▸ THE EXERCISE
A verbatim copy of the records is required, with all pictures left out.

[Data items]
>> begin

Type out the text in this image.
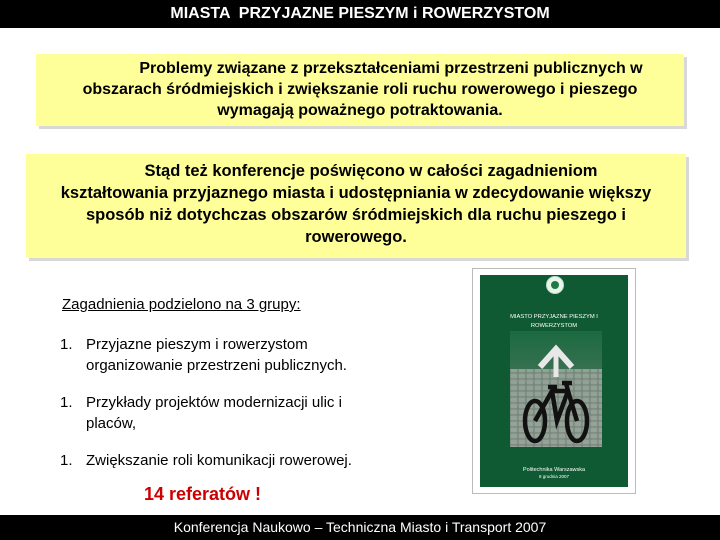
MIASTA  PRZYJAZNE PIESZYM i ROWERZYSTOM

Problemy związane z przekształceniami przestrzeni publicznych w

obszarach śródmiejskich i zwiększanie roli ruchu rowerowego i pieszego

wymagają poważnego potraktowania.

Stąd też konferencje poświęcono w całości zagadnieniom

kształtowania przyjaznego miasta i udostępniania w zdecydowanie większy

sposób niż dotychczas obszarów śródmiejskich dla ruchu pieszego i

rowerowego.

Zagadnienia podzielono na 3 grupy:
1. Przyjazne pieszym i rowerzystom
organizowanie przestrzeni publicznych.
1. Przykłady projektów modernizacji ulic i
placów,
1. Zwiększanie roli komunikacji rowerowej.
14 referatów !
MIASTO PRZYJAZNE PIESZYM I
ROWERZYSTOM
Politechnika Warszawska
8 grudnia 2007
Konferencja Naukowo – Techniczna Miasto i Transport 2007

>> end

▸ COMPLETE RESPONSE
Type out the text in this image.
MIASTA  PRZYJAZNE PIESZYM i ROWERZYSTOM

Problemy związane z przekształceniami przestrzeni publicznych w

obszarach śródmiejskich i zwiększanie roli ruchu rowerowego i pieszego

wymagają poważnego potraktowania.

Stąd też konferencje poświęcono w całości zagadnieniom

kształtowania przyjaznego miasta i udostępniania w zdecydowanie większy

sposób niż dotychczas obszarów śródmiejskich dla ruchu pieszego i

rowerowego.

Zagadnienia podzielono na 3 grupy:
1. Przyjazne pieszym i rowerzystom
organizowanie przestrzeni publicznych.
1. Przykłady projektów modernizacji ulic i
placów,
1. Zwiększanie roli komunikacji rowerowej.
14 referatów !
MIASTO PRZYJAZNE PIESZYM I
ROWERZYSTOM
Politechnika Warszawska
8 grudnia 2007
Konferencja Naukowo – Techniczna Miasto i Transport 2007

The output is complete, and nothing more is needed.